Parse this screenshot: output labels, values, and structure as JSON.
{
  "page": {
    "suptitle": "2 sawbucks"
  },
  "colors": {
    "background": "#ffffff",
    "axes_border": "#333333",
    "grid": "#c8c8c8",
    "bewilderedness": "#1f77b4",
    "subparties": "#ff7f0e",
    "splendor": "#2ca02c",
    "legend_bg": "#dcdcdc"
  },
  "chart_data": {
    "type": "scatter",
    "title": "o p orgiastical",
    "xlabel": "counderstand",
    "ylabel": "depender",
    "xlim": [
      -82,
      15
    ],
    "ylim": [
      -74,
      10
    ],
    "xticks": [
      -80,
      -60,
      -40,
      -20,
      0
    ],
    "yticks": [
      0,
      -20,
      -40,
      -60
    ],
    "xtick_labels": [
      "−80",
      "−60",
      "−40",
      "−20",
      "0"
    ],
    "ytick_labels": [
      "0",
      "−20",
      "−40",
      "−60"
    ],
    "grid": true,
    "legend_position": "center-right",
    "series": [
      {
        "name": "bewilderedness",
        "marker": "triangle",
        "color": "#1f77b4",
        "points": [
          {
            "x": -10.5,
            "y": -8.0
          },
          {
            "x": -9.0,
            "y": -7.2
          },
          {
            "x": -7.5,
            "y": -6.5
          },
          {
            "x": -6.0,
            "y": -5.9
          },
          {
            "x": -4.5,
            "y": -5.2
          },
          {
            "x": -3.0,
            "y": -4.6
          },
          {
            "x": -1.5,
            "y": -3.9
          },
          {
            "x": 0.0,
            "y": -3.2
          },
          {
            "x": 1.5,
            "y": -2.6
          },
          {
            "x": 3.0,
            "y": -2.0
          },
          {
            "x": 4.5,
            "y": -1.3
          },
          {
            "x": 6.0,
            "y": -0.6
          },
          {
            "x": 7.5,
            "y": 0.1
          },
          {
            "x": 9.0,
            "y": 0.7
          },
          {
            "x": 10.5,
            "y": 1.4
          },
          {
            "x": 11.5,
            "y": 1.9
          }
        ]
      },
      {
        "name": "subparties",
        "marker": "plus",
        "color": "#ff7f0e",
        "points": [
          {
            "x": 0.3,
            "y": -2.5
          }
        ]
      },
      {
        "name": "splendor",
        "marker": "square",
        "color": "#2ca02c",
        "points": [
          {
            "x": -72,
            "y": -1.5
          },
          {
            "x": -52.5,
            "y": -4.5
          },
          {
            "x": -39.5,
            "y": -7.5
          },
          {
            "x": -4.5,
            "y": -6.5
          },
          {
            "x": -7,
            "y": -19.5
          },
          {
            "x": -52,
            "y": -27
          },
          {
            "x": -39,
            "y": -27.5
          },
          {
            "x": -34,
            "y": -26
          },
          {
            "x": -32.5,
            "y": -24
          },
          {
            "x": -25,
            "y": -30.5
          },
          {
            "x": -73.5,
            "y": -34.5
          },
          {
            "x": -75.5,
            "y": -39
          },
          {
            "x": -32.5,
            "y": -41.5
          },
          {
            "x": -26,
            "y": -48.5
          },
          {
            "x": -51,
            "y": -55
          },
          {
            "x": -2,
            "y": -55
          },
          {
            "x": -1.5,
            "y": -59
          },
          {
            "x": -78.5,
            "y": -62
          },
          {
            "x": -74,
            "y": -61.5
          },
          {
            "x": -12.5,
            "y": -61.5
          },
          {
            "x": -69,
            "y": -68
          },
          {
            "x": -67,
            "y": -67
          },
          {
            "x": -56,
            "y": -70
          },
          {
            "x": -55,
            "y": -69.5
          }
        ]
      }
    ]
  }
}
☆ ☆ ☆ ☆
== CHALLENGE ==
Only lines with the word "name" are wanted, so copy each one from the records.

== TASK ANSWER ==
        "name": "bewilderedness",
        "name": "subparties",
        "name": "splendor",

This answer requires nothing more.